[Set exercise]
Each line that holds the word "representation" is to be identified and copied.

[Extracted records]
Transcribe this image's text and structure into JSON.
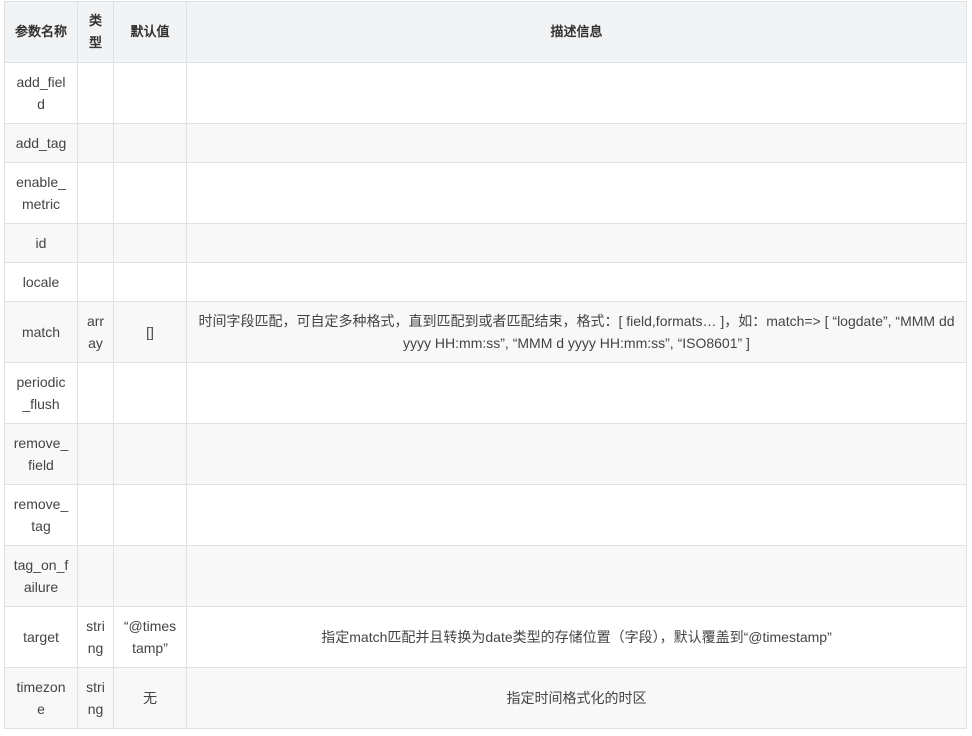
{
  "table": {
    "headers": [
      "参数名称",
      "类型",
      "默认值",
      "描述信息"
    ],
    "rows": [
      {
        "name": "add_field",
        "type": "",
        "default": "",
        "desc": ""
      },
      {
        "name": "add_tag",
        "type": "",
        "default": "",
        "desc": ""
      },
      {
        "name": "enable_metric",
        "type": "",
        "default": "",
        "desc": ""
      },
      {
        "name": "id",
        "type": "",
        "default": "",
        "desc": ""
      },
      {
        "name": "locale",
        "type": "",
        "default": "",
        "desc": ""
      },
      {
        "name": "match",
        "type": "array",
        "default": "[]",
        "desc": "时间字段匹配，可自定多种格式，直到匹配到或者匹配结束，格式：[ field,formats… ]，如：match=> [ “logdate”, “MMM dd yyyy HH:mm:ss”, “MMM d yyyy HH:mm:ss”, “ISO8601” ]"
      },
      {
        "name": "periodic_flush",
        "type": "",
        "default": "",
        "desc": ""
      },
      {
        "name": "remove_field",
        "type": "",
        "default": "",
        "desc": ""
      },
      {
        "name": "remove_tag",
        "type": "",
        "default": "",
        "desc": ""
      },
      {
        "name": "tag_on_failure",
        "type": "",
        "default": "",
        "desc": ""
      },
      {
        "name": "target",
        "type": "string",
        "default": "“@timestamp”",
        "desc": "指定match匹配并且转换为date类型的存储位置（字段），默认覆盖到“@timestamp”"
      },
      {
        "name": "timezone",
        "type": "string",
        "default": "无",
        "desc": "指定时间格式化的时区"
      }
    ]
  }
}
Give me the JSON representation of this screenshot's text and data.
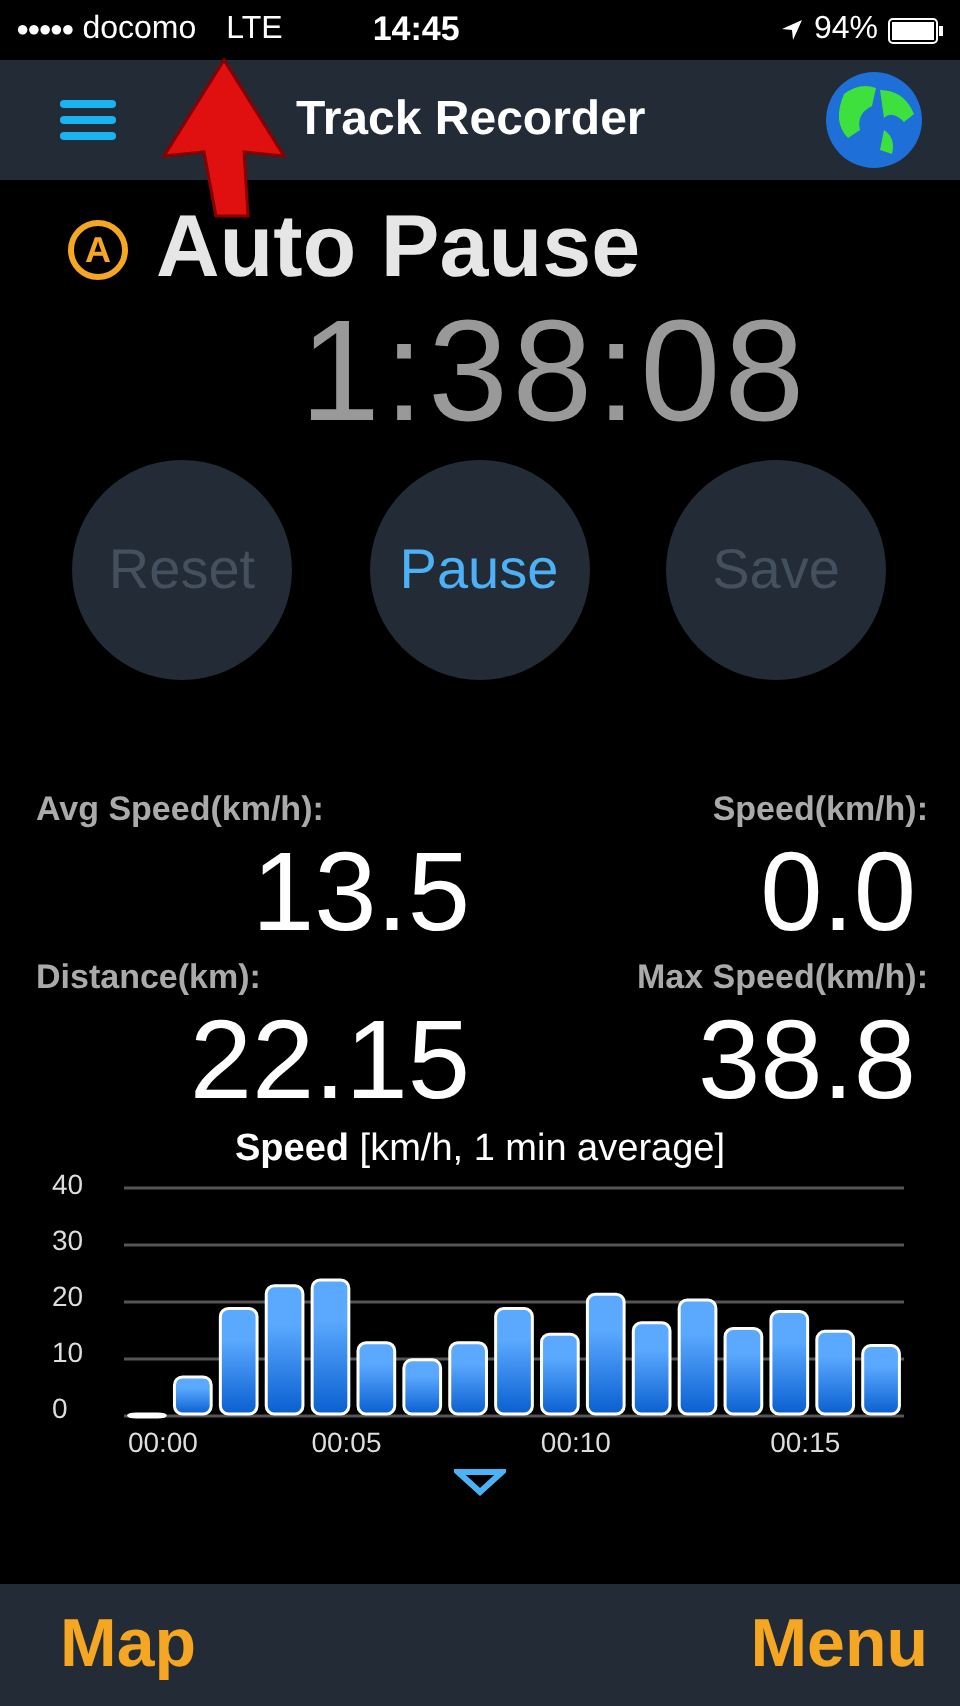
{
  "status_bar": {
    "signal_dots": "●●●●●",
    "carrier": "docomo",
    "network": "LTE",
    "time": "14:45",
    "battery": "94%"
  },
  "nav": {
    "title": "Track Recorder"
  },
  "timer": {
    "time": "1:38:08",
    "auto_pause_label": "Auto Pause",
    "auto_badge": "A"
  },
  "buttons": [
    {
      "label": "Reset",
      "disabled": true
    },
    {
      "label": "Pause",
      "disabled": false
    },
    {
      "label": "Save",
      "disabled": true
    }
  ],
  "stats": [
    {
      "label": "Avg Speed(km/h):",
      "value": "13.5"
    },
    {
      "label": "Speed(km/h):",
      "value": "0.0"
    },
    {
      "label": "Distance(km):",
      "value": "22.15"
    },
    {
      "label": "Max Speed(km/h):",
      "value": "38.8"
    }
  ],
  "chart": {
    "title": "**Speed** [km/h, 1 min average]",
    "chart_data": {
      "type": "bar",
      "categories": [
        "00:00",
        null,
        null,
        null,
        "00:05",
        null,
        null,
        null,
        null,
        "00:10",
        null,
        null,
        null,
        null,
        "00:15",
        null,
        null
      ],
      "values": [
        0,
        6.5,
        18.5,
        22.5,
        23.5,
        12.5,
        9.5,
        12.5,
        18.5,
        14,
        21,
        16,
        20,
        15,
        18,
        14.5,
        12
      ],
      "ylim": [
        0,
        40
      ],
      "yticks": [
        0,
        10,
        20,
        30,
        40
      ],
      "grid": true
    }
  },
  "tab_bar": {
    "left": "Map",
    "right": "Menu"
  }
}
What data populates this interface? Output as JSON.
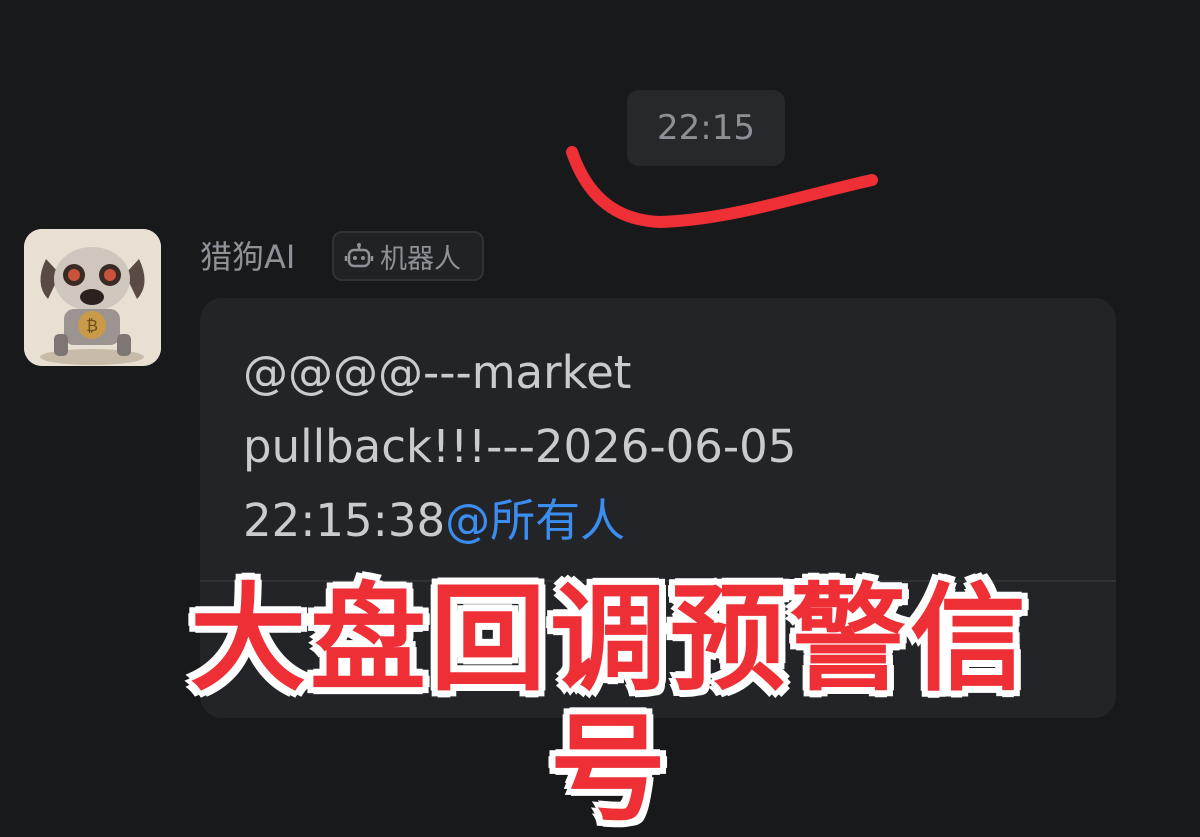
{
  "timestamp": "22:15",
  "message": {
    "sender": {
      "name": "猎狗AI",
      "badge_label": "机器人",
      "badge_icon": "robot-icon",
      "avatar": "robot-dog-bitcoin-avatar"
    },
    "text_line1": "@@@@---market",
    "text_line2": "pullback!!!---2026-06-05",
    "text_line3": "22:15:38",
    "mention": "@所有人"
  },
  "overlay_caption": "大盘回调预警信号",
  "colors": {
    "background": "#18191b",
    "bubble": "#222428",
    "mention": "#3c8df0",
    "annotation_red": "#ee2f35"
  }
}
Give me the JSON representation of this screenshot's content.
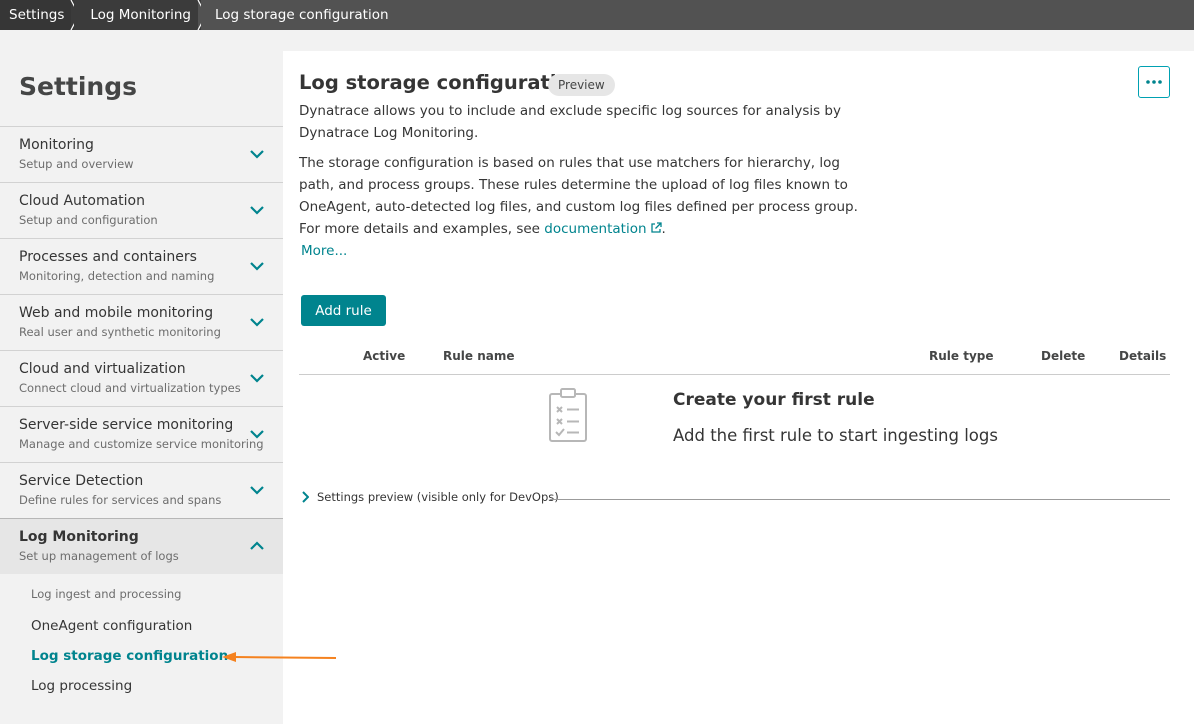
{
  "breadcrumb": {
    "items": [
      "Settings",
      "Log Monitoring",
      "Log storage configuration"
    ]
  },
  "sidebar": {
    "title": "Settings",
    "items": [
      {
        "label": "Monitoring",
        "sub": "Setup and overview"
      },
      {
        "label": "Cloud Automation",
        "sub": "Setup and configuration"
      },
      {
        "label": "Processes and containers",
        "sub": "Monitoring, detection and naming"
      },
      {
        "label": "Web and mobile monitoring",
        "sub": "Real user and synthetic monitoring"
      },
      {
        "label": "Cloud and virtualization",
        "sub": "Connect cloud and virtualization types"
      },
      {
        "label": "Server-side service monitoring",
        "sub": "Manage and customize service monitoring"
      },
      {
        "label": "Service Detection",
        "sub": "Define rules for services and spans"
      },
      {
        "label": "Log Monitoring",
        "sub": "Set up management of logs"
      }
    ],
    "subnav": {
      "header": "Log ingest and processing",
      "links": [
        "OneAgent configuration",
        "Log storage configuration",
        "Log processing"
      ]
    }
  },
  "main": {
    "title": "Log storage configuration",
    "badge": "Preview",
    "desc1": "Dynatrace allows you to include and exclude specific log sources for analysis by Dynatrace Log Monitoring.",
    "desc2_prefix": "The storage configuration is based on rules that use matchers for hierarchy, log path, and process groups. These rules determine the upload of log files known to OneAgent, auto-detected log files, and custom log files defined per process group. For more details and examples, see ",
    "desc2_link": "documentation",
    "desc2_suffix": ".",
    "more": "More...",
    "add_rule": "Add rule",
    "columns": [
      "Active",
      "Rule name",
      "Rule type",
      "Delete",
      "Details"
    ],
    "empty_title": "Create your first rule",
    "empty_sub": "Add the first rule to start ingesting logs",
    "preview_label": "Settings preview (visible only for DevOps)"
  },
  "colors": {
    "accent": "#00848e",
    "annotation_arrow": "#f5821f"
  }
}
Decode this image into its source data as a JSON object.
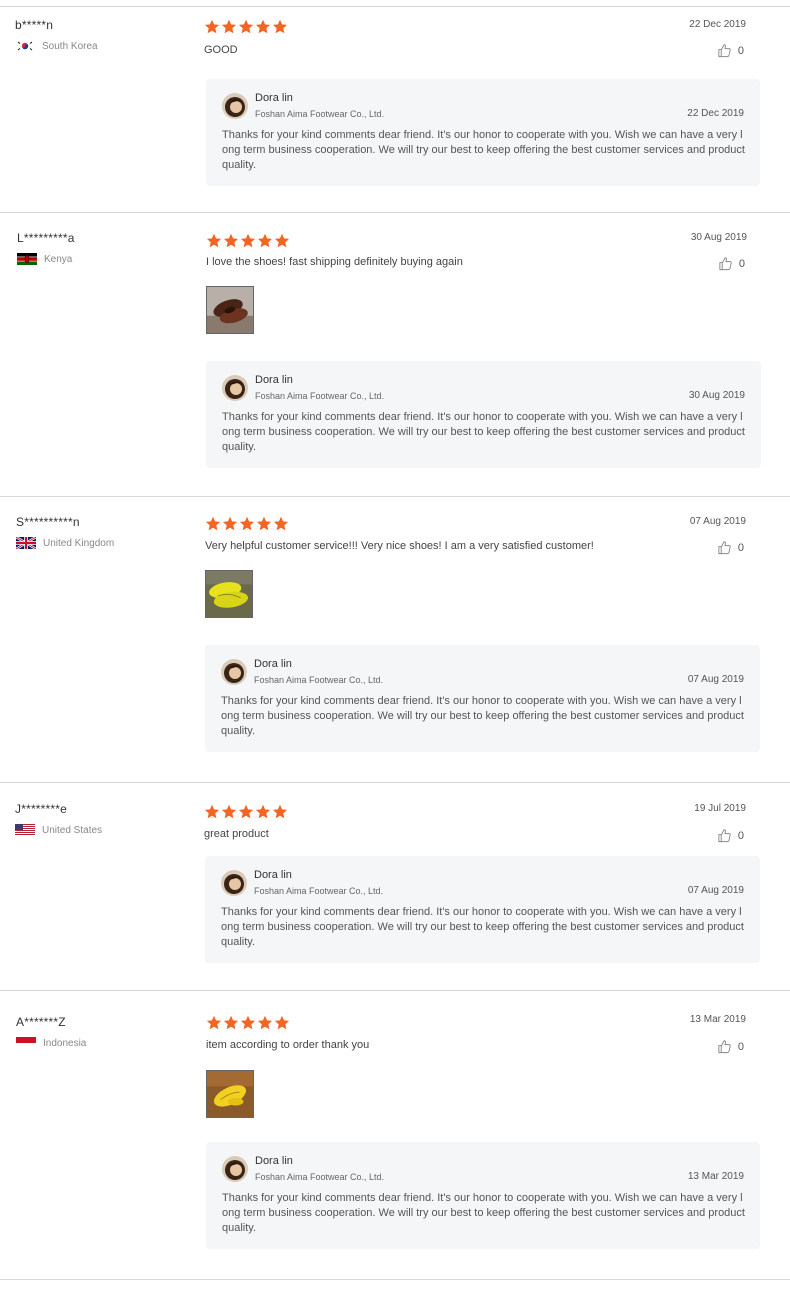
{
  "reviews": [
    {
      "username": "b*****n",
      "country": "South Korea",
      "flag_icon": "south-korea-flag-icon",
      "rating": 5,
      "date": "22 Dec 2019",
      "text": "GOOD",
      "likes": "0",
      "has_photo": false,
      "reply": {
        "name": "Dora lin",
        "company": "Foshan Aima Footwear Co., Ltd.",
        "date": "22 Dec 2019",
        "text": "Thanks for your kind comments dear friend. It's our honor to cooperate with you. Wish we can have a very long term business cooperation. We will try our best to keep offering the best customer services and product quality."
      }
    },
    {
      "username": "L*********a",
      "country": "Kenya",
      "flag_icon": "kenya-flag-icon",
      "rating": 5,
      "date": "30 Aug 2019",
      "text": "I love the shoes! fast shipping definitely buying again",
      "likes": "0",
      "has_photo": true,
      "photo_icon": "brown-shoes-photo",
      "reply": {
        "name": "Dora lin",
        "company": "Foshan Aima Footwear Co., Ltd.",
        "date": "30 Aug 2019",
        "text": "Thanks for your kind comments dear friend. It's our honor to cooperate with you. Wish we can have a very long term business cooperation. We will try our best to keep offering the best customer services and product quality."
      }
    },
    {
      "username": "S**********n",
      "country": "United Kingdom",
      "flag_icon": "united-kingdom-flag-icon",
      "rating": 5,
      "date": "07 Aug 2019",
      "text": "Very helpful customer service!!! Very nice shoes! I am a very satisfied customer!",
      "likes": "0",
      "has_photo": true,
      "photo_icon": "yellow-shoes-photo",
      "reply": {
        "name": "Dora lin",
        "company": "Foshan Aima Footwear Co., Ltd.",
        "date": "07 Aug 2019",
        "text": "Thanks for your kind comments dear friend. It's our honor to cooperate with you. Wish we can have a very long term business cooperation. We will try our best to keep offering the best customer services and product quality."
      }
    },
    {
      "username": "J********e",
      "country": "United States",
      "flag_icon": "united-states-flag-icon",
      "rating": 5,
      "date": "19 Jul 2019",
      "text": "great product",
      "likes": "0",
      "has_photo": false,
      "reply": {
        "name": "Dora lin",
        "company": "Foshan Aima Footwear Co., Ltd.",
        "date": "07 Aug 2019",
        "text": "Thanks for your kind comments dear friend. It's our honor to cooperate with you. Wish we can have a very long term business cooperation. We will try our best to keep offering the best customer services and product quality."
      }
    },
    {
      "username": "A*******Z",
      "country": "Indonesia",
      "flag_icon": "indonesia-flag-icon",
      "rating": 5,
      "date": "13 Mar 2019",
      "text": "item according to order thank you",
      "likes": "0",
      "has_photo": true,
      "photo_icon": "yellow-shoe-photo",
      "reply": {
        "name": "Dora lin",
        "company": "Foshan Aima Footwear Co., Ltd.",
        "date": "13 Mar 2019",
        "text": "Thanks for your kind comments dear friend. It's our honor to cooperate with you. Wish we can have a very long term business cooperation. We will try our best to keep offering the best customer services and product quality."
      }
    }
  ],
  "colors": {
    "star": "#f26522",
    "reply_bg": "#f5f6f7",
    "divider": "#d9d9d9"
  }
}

[Result of this task]
Give me the JSON representation of this screenshot's text and data.
Give me the JSON representation of this screenshot's content.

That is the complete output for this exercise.